(Stored data entries)
>>>

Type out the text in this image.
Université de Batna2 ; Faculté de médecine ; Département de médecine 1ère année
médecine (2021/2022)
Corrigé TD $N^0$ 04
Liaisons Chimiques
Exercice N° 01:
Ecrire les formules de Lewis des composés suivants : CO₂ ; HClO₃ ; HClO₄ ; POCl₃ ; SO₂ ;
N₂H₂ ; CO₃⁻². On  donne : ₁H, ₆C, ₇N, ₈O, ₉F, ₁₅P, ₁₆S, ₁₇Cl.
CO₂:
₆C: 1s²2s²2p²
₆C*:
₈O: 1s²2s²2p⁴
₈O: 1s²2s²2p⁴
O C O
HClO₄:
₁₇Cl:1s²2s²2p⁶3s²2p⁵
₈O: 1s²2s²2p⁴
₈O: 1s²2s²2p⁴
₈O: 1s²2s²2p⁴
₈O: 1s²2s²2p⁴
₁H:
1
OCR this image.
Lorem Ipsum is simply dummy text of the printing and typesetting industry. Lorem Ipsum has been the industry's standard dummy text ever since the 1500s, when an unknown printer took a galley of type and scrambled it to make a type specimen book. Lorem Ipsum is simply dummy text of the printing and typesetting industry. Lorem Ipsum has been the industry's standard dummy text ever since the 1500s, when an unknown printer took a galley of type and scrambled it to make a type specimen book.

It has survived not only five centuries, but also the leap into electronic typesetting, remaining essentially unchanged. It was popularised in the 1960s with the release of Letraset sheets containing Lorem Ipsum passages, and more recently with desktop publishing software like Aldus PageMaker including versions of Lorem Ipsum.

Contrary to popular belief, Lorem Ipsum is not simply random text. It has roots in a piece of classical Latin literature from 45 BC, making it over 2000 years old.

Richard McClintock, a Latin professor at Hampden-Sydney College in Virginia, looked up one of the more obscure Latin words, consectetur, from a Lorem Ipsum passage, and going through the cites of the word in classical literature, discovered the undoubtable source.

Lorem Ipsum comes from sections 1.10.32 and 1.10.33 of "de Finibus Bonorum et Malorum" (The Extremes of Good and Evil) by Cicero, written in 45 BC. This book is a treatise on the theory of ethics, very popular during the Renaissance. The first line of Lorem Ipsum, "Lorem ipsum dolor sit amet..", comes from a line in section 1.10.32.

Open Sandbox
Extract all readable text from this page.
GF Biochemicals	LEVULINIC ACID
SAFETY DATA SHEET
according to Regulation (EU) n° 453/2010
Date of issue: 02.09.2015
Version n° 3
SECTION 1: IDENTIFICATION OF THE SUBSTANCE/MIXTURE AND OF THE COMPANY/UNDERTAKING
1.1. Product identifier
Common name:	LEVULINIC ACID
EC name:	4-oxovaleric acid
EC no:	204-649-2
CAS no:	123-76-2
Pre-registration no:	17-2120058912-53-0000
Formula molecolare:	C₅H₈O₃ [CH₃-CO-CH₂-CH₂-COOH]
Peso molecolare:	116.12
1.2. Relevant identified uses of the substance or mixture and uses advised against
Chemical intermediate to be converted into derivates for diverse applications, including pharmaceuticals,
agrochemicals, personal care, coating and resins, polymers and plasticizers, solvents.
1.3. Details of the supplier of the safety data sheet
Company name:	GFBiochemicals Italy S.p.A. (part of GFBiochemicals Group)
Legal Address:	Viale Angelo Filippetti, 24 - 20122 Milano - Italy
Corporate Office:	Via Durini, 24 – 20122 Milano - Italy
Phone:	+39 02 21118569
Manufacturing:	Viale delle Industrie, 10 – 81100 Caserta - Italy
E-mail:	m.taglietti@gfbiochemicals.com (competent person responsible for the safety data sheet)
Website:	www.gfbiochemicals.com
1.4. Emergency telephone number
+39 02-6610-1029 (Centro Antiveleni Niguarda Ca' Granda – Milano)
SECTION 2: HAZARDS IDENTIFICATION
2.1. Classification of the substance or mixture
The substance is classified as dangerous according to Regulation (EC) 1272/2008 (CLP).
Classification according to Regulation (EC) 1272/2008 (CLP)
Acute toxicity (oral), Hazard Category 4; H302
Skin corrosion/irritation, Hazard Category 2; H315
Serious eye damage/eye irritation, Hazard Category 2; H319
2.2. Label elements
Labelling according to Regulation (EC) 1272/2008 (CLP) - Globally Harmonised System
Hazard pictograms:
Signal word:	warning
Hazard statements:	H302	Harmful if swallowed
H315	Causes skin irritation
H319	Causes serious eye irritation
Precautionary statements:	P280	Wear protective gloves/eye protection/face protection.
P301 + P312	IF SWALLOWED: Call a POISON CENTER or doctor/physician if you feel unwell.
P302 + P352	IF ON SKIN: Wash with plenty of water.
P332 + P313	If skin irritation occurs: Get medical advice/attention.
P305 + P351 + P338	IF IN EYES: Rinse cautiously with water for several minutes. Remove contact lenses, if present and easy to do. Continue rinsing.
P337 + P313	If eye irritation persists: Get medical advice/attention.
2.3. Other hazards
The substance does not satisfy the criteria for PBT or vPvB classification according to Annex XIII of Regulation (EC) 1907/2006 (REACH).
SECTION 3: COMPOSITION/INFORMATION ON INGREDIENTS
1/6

<<<

Task directions
Faithfully copy every entry, leaving nothing out.

Result
Type out the text in this image.
Université de Batna2 ; Faculté de médecine ; Département de médecine 1ère année
médecine (2021/2022)
Corrigé TD $N^0$ 04
Liaisons Chimiques
Exercice N° 01:
Ecrire les formules de Lewis des composés suivants : CO₂ ; HClO₃ ; HClO₄ ; POCl₃ ; SO₂ ;
N₂H₂ ; CO₃⁻². On  donne : ₁H, ₆C, ₇N, ₈O, ₉F, ₁₅P, ₁₆S, ₁₇Cl.
CO₂:
₆C: 1s²2s²2p²
₆C*:
₈O: 1s²2s²2p⁴
₈O: 1s²2s²2p⁴
O C O
HClO₄:
₁₇Cl:1s²2s²2p⁶3s²2p⁵
₈O: 1s²2s²2p⁴
₈O: 1s²2s²2p⁴
₈O: 1s²2s²2p⁴
₈O: 1s²2s²2p⁴
₁H:
1
OCR this image.
Lorem Ipsum is simply dummy text of the printing and typesetting industry. Lorem Ipsum has been the industry's standard dummy text ever since the 1500s, when an unknown printer took a galley of type and scrambled it to make a type specimen book. Lorem Ipsum is simply dummy text of the printing and typesetting industry. Lorem Ipsum has been the industry's standard dummy text ever since the 1500s, when an unknown printer took a galley of type and scrambled it to make a type specimen book.

It has survived not only five centuries, but also the leap into electronic typesetting, remaining essentially unchanged. It was popularised in the 1960s with the release of Letraset sheets containing Lorem Ipsum passages, and more recently with desktop publishing software like Aldus PageMaker including versions of Lorem Ipsum.

Contrary to popular belief, Lorem Ipsum is not simply random text. It has roots in a piece of classical Latin literature from 45 BC, making it over 2000 years old.

Richard McClintock, a Latin professor at Hampden-Sydney College in Virginia, looked up one of the more obscure Latin words, consectetur, from a Lorem Ipsum passage, and going through the cites of the word in classical literature, discovered the undoubtable source.

Lorem Ipsum comes from sections 1.10.32 and 1.10.33 of "de Finibus Bonorum et Malorum" (The Extremes of Good and Evil) by Cicero, written in 45 BC. This book is a treatise on the theory of ethics, very popular during the Renaissance. The first line of Lorem Ipsum, "Lorem ipsum dolor sit amet..", comes from a line in section 1.10.32.

Open Sandbox
Extract all readable text from this page.
GF Biochemicals	LEVULINIC ACID
SAFETY DATA SHEET
according to Regulation (EU) n° 453/2010
Date of issue: 02.09.2015
Version n° 3
SECTION 1: IDENTIFICATION OF THE SUBSTANCE/MIXTURE AND OF THE COMPANY/UNDERTAKING
1.1. Product identifier
Common name:	LEVULINIC ACID
EC name:	4-oxovaleric acid
EC no:	204-649-2
CAS no:	123-76-2
Pre-registration no:	17-2120058912-53-0000
Formula molecolare:	C₅H₈O₃ [CH₃-CO-CH₂-CH₂-COOH]
Peso molecolare:	116.12
1.2. Relevant identified uses of the substance or mixture and uses advised against
Chemical intermediate to be converted into derivates for diverse applications, including pharmaceuticals,
agrochemicals, personal care, coating and resins, polymers and plasticizers, solvents.
1.3. Details of the supplier of the safety data sheet
Company name:	GFBiochemicals Italy S.p.A. (part of GFBiochemicals Group)
Legal Address:	Viale Angelo Filippetti, 24 - 20122 Milano - Italy
Corporate Office:	Via Durini, 24 – 20122 Milano - Italy
Phone:	+39 02 21118569
Manufacturing:	Viale delle Industrie, 10 – 81100 Caserta - Italy
E-mail:	m.taglietti@gfbiochemicals.com (competent person responsible for the safety data sheet)
Website:	www.gfbiochemicals.com
1.4. Emergency telephone number
+39 02-6610-1029 (Centro Antiveleni Niguarda Ca' Granda – Milano)
SECTION 2: HAZARDS IDENTIFICATION
2.1. Classification of the substance or mixture
The substance is classified as dangerous according to Regulation (EC) 1272/2008 (CLP).
Classification according to Regulation (EC) 1272/2008 (CLP)
Acute toxicity (oral), Hazard Category 4; H302
Skin corrosion/irritation, Hazard Category 2; H315
Serious eye damage/eye irritation, Hazard Category 2; H319
2.2. Label elements
Labelling according to Regulation (EC) 1272/2008 (CLP) - Globally Harmonised System
Hazard pictograms:
Signal word:	warning
Hazard statements:	H302	Harmful if swallowed
H315	Causes skin irritation
H319	Causes serious eye irritation
Precautionary statements:	P280	Wear protective gloves/eye protection/face protection.
P301 + P312	IF SWALLOWED: Call a POISON CENTER or doctor/physician if you feel unwell.
P302 + P352	IF ON SKIN: Wash with plenty of water.
P332 + P313	If skin irritation occurs: Get medical advice/attention.
P305 + P351 + P338	IF IN EYES: Rinse cautiously with water for several minutes. Remove contact lenses, if present and easy to do. Continue rinsing.
P337 + P313	If eye irritation persists: Get medical advice/attention.
2.3. Other hazards
The substance does not satisfy the criteria for PBT or vPvB classification according to Annex XIII of Regulation (EC) 1907/2006 (REACH).
SECTION 3: COMPOSITION/INFORMATION ON INGREDIENTS
1/6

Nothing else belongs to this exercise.